(Layout annotation data)
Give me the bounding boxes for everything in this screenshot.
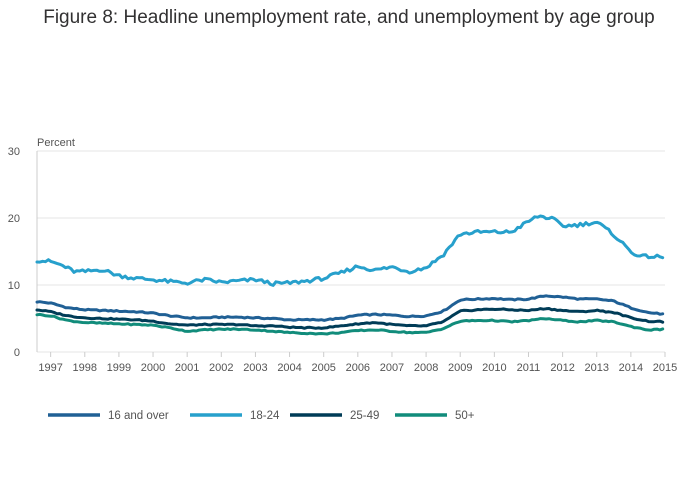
- series-line-18-24: [35, 214, 665, 287]
- x-tick-label: 2014: [619, 362, 643, 374]
- y-axis-label: Percent: [37, 137, 75, 149]
- x-tick-label: 2012: [550, 362, 574, 374]
- x-tick-label: 2001: [175, 362, 199, 374]
- x-axis-ticks: 1997 1998 1999 2000 2001 2002 2003 2004 2005 2006…: [38, 352, 677, 374]
- legend: 16 and over 18-24 25-49 50+: [48, 410, 475, 422]
- x-tick-label: 2007: [380, 362, 404, 374]
- x-tick-label: 2003: [243, 362, 267, 374]
- x-tick-label: 2015: [653, 362, 677, 374]
- x-tick-label: 2006: [346, 362, 370, 374]
- y-tick-label: 0: [14, 347, 20, 359]
- legend-item: 50+: [395, 410, 475, 422]
- x-tick-label: 2000: [141, 362, 165, 374]
- legend-item: 16 and over: [48, 410, 169, 422]
- x-tick-label: 2002: [209, 362, 233, 374]
- legend-label: 18-24: [250, 410, 280, 422]
- series-line-16-and-over: [35, 294, 665, 322]
- y-axis-ticks: 0 10 20 30: [8, 146, 20, 359]
- series-lines: [35, 214, 665, 336]
- grid-lines: [36, 150, 665, 353]
- legend-label: 16 and over: [108, 410, 169, 422]
- x-tick-label: 1999: [107, 362, 131, 374]
- series-line-25-49: [35, 307, 665, 330]
- legend-label: 50+: [455, 410, 475, 422]
- x-tick-label: 2010: [482, 362, 506, 374]
- legend-item: 25-49: [290, 410, 379, 422]
- x-tick-label: 2013: [584, 362, 608, 374]
- x-tick-label: 2004: [277, 362, 301, 374]
- x-tick-label: 2011: [517, 362, 541, 374]
- series-line-50-: [35, 312, 665, 336]
- x-tick-label: 1998: [73, 362, 97, 374]
- legend-item: 18-24: [190, 410, 280, 422]
- legend-label: 25-49: [350, 410, 379, 422]
- x-tick-label: 2005: [311, 362, 335, 374]
- x-tick-label: 1997: [38, 362, 62, 374]
- x-tick-label: 2009: [448, 362, 472, 374]
- chart-title: Figure 8: Headline unemployment rate, an…: [43, 7, 655, 28]
- y-tick-label: 10: [8, 280, 20, 292]
- y-tick-label: 30: [8, 146, 20, 158]
- x-tick-label: 2008: [414, 362, 438, 374]
- y-tick-label: 20: [8, 213, 20, 225]
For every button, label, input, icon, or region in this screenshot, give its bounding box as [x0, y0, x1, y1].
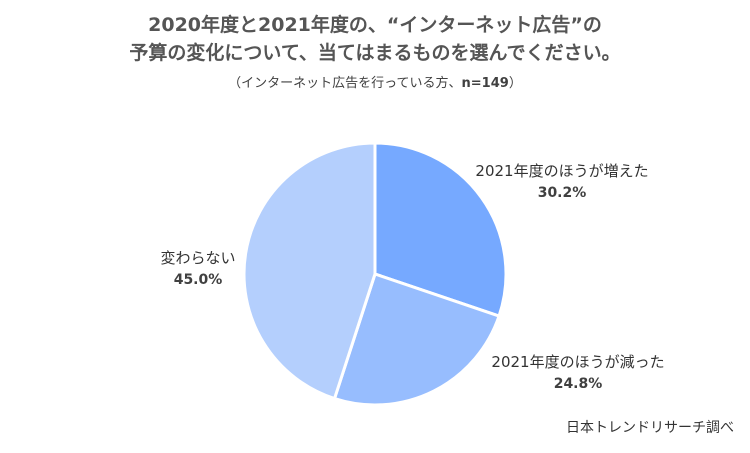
slice-label-unchanged: 変わらない 45.0%: [143, 247, 253, 291]
slice-value-decreased: 24.8%: [553, 376, 603, 392]
slice-value-increased: 30.2%: [537, 185, 587, 201]
slice-name-decreased: 2021年度のほうが減った: [491, 353, 665, 371]
subtitle-suffix: ）: [508, 76, 522, 91]
slice-name-unchanged: 変わらない: [160, 249, 236, 267]
chart-subtitle: （インターネット広告を行っている方、n=149）: [0, 72, 750, 91]
slice-label-increased: 2021年度のほうが増えた 30.2%: [462, 160, 662, 204]
pie-slice-decreased: [333, 272, 501, 407]
slice-label-decreased: 2021年度のほうが減った 24.8%: [478, 351, 678, 395]
subtitle-prefix: （インターネット広告を行っている方、: [228, 76, 462, 91]
source-note: 日本トレンドリサーチ調べ: [566, 420, 734, 436]
slice-name-increased: 2021年度のほうが増えた: [475, 162, 649, 180]
chart-title-line1: 2020年度と2021年度の、“インターネット広告”の: [148, 14, 602, 36]
pie-slice-increased: [373, 141, 508, 318]
chart-title-line2: 予算の変化について、当てはまるものを選んでください。: [129, 42, 621, 64]
slice-value-unchanged: 45.0%: [173, 272, 223, 288]
pie-slice-unchanged: [242, 141, 377, 401]
subtitle-sample-size: n=149: [461, 76, 509, 91]
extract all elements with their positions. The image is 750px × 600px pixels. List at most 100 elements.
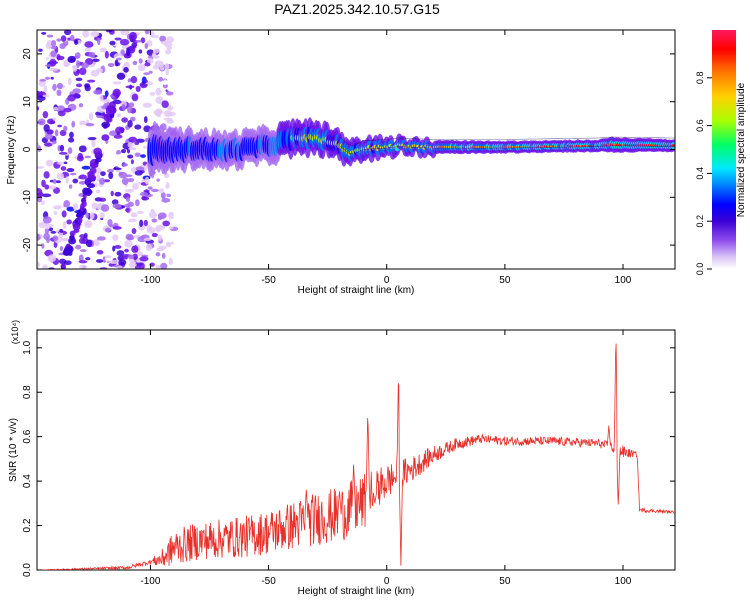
spectrogram-cell bbox=[152, 35, 160, 39]
spectrogram-cell bbox=[81, 165, 91, 170]
spectrogram-cell bbox=[112, 167, 122, 171]
spectrogram-cell bbox=[128, 147, 137, 151]
spectrogram-cell bbox=[122, 163, 128, 167]
spectrogram-cell bbox=[162, 83, 168, 89]
colorbar-tick-label: 0.4 bbox=[695, 167, 705, 180]
spectrogram-cell bbox=[109, 40, 116, 46]
spectrogram-cell bbox=[85, 122, 95, 127]
spectrogram-cell bbox=[130, 159, 134, 165]
spectrogram-cell bbox=[118, 171, 123, 176]
spectrogram-cell bbox=[76, 155, 84, 162]
spectrogram-cell bbox=[121, 117, 129, 123]
spectrogram-cell bbox=[125, 208, 130, 213]
spectrogram-cell bbox=[53, 205, 62, 210]
spectrogram-cell bbox=[77, 216, 83, 224]
spectrogram-cell bbox=[60, 263, 66, 269]
spectrogram-cell bbox=[143, 219, 148, 227]
spectrogram-x-label: Height of straight line (km) bbox=[298, 285, 415, 296]
spectrogram-cell bbox=[116, 72, 126, 80]
spectrogram-cell bbox=[84, 84, 91, 92]
spectrogram-cell bbox=[59, 228, 63, 233]
spectrogram-cell bbox=[124, 248, 129, 253]
spectrogram-cell bbox=[104, 50, 109, 59]
snr-scale-note: (x10⁴) bbox=[10, 320, 20, 344]
spectrogram-cell bbox=[61, 210, 67, 218]
spectrogram-cell bbox=[104, 255, 112, 259]
spectrogram-cell bbox=[46, 236, 50, 244]
snr-x-ticks: -100 -50 0 50 100 bbox=[140, 330, 632, 587]
spectrogram-cell bbox=[160, 192, 166, 199]
spectrogram-cell bbox=[38, 221, 48, 228]
spectrogram-cell bbox=[150, 208, 155, 214]
spectrogram-cell bbox=[118, 259, 127, 266]
spectrogram-cell bbox=[114, 37, 122, 41]
spectrogram-cell bbox=[165, 68, 170, 76]
spectrogram-cell bbox=[129, 31, 138, 41]
x-tick-label: -100 bbox=[140, 576, 160, 587]
spectrogram-cell bbox=[121, 103, 126, 111]
spectrogram-cell bbox=[107, 63, 115, 68]
spectrogram-cell bbox=[87, 136, 97, 141]
spectrogram-cell bbox=[125, 85, 135, 89]
spectrogram-cell bbox=[159, 35, 167, 42]
spectrogram-cell bbox=[48, 67, 58, 72]
spectrogram-cell bbox=[142, 102, 152, 108]
spectrogram-cell bbox=[100, 171, 106, 177]
spectrogram-cell bbox=[671, 144, 675, 147]
spectrogram-cell bbox=[158, 245, 167, 250]
spectrogram-cell bbox=[41, 179, 46, 188]
colorbar-ticks: 0.0 0.2 0.4 0.6 0.8 bbox=[695, 72, 712, 275]
spectrogram-cell bbox=[37, 90, 41, 98]
spectrogram-cell bbox=[151, 232, 158, 238]
spectrogram-cell bbox=[75, 77, 83, 82]
spectrogram-cell bbox=[45, 159, 54, 167]
spectrogram-cell bbox=[112, 81, 122, 85]
snr-y-label: SNR (10 * v/v) bbox=[8, 418, 19, 482]
spectrogram-cell bbox=[127, 178, 135, 183]
spectrogram-cell bbox=[135, 199, 140, 207]
spectrogram-cell bbox=[37, 142, 40, 147]
spectrogram-cell bbox=[53, 106, 59, 111]
spectrogram-cell bbox=[120, 149, 127, 154]
spectrogram-cell bbox=[125, 174, 133, 178]
spectrogram-cell bbox=[66, 219, 72, 225]
spectrogram-cell bbox=[91, 202, 98, 210]
spectrogram-cell bbox=[116, 153, 125, 159]
spectrogram-cell bbox=[130, 212, 138, 218]
spectrogram-cell bbox=[84, 220, 93, 228]
y-tick-label: 0.4 bbox=[22, 474, 33, 488]
spectrogram-cell bbox=[128, 136, 138, 143]
spectrogram-cell bbox=[96, 250, 104, 255]
spectrogram-cell bbox=[52, 178, 57, 184]
colorbar-label: Normalized spectral amplitude bbox=[736, 82, 747, 217]
spectrogram-cell bbox=[59, 245, 64, 252]
spectrogram-cell bbox=[155, 200, 162, 209]
spectrogram-cell bbox=[67, 147, 73, 155]
spectrogram-cell bbox=[52, 83, 57, 91]
spectrogram-cell bbox=[112, 226, 122, 230]
spectrogram-cell bbox=[121, 205, 126, 209]
spectrogram-cell bbox=[122, 256, 129, 260]
spectrogram-cell bbox=[37, 233, 41, 241]
spectrogram-cell bbox=[148, 70, 153, 74]
spectrogram-cell bbox=[44, 149, 51, 154]
spectrogram-cell bbox=[152, 48, 160, 54]
spectrogram-cell bbox=[62, 221, 67, 229]
spectrogram-cell bbox=[163, 61, 171, 65]
spectrogram-cell bbox=[60, 35, 67, 42]
colorbar-gradient bbox=[712, 30, 736, 269]
spectrogram-cell bbox=[57, 124, 62, 128]
spectrogram-cell bbox=[85, 239, 93, 248]
spectrogram-cell bbox=[116, 250, 125, 257]
spectrogram-cell bbox=[99, 47, 108, 53]
spectrogram-cell bbox=[52, 235, 59, 241]
spectrogram-cell bbox=[135, 166, 145, 171]
spectrogram-cell bbox=[69, 131, 74, 139]
spectrogram-cell bbox=[63, 199, 71, 208]
spectrogram-cell bbox=[157, 212, 167, 219]
spectrogram-cell bbox=[38, 48, 43, 52]
spectrogram-cell bbox=[90, 69, 100, 77]
spectrogram-cell bbox=[43, 85, 48, 93]
spectrogram-cell bbox=[116, 57, 123, 61]
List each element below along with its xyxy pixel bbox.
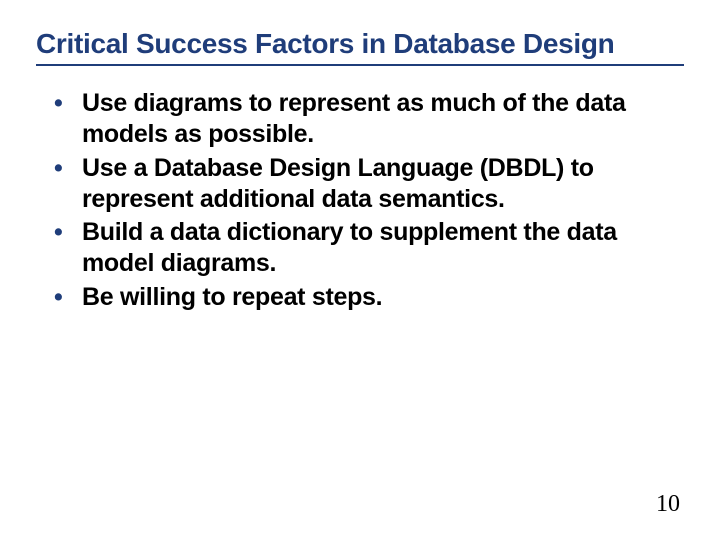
slide-title: Critical Success Factors in Database Des… — [36, 28, 684, 60]
slide: Critical Success Factors in Database Des… — [0, 0, 720, 540]
bullet-item: Use a Database Design Language (DBDL) to… — [54, 153, 684, 216]
bullet-item: Be willing to repeat steps. — [54, 282, 684, 313]
bullet-list: Use diagrams to represent as much of the… — [36, 88, 684, 313]
bullet-item: Build a data dictionary to supplement th… — [54, 217, 684, 280]
title-underline: Critical Success Factors in Database Des… — [36, 28, 684, 66]
page-number: 10 — [656, 491, 680, 518]
bullet-item: Use diagrams to represent as much of the… — [54, 88, 684, 151]
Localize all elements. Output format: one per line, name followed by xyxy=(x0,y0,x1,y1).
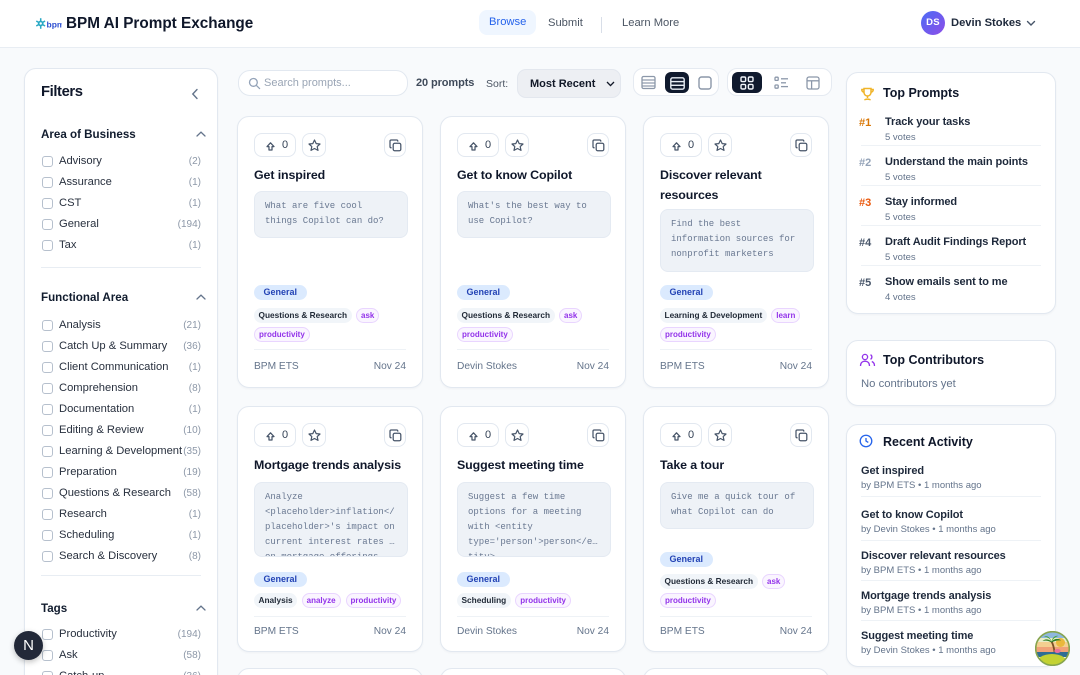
svg-text:bpm: bpm xyxy=(47,20,63,30)
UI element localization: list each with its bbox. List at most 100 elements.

#### [Exercise details]
Put the lines from the one with "slide-title: Critical Success" through the end of the entries into a Markdown table with the columns No. and Line, numbering the rows in order. Leave out blank lines and the pictures.

#### [Task output]
| No. | Line |
|---|---|
| 1 | slide-title: Critical Success Factors in Database Des… — [36, 28, 684, 60] |
| 2 | slide: Critical Success Factors in Database Des… — [0, 0, 720, 540] |
| 3 | bullet-item: Use a Database Design Language (DBDL) to… — [54, 153, 684, 216] |
| 4 | bullet-item: Be willing to repeat steps. — [54, 282, 684, 313] |
| 5 | bullet-list: Use diagrams to represent as much of the… — [36, 88, 684, 313] |
| 6 | bullet-item: Build a data dictionary to supplement th… — [54, 217, 684, 280] |
| 7 | title-underline: Critical Success Factors in Database Des… — [36, 28, 684, 66] |
| 8 | page-number: 10 — [656, 491, 680, 518] |
| 9 | bullet-item: Use diagrams to represent as much of the… — [54, 88, 684, 151] |
| 10 | Localize all elements. Output format: one per line, name followed by xyxy=(x0,y0,x1,y1). |
| 11 | svg-text:bpm: bpm xyxy=(47,20,63,30) |
| 12 | UI element localization: list each with its bbox. List at most 100 elements. |